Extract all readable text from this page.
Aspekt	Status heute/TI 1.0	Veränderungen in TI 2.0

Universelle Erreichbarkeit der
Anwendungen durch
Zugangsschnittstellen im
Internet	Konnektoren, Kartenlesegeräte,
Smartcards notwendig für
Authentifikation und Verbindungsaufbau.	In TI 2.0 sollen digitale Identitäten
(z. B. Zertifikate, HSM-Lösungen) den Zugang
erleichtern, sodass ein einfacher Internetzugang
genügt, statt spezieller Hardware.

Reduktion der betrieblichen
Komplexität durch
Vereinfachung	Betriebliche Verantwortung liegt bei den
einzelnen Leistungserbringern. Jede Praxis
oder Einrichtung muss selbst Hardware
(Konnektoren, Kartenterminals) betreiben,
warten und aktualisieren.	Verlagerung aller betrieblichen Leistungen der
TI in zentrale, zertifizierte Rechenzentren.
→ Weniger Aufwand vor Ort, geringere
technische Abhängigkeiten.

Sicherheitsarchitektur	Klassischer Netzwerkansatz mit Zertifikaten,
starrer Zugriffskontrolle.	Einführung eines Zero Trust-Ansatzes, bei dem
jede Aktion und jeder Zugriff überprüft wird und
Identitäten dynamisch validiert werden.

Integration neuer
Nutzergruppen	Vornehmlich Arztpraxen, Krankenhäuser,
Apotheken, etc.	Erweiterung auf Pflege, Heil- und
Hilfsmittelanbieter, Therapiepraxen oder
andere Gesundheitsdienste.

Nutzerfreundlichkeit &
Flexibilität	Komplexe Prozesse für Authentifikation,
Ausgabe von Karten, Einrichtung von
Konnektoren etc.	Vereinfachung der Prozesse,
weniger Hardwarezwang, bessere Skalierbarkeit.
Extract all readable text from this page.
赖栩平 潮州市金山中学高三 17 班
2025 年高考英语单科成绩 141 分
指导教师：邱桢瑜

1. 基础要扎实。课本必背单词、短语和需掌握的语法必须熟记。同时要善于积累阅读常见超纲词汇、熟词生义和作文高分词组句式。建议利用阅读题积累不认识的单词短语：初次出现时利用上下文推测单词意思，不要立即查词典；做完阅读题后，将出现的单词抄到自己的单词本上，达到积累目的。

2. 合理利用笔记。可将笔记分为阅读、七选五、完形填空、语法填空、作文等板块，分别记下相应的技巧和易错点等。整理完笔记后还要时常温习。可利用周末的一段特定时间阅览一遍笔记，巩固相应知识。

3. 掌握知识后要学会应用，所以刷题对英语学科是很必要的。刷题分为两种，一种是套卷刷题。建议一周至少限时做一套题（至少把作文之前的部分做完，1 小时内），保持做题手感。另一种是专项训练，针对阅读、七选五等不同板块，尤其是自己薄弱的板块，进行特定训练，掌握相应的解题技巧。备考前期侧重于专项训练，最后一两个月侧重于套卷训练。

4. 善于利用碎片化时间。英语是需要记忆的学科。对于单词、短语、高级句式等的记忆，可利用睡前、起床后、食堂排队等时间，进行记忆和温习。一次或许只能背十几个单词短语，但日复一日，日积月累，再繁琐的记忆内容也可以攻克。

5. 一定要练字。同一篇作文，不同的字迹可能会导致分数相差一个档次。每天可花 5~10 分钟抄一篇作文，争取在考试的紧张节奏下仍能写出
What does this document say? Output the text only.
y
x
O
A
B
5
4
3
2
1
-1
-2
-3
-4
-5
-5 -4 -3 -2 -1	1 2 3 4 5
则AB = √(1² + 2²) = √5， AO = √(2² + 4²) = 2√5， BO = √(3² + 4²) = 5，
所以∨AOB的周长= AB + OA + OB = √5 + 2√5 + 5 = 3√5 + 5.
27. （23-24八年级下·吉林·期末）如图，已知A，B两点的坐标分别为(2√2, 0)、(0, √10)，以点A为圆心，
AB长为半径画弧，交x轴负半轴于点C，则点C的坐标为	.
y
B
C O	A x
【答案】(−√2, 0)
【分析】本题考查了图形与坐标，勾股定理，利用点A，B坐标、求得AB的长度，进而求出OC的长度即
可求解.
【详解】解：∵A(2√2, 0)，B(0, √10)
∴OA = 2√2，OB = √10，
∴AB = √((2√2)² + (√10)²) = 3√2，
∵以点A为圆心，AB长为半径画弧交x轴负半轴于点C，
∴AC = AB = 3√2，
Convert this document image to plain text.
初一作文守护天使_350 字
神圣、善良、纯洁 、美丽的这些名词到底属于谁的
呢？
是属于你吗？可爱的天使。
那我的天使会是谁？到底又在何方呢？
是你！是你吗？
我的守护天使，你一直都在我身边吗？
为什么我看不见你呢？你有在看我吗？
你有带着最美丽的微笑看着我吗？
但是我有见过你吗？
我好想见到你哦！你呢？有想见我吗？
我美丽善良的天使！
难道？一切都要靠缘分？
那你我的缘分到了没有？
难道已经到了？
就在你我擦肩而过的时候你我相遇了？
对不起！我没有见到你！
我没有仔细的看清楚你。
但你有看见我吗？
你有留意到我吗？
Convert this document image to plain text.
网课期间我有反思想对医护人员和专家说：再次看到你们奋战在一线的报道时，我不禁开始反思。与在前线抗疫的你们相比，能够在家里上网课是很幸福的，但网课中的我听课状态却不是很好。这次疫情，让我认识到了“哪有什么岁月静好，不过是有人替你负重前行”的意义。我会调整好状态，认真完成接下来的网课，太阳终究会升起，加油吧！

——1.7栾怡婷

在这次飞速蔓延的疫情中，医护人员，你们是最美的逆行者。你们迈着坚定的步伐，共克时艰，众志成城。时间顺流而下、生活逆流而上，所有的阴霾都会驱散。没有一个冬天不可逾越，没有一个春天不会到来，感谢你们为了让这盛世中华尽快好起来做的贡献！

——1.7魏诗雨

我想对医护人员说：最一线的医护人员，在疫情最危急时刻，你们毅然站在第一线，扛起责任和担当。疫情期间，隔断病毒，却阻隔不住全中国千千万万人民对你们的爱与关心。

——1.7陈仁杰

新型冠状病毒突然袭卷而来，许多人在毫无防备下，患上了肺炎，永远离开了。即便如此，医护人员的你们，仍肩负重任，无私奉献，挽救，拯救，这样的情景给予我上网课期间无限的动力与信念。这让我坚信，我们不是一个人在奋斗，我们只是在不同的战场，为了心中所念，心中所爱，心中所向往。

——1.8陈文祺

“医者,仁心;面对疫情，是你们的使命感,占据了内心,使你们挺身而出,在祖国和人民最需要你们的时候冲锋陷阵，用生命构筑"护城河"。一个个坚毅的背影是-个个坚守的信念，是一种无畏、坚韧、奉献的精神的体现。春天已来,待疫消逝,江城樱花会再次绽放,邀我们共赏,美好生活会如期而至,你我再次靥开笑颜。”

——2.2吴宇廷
======
## Stated exercise:
Copy each line of the entries that includes the word "Einrichtung".

## Solution for this task:
oder Einrichtung muss selbst Hardware
Ausgabe von Karten, Einrichtung von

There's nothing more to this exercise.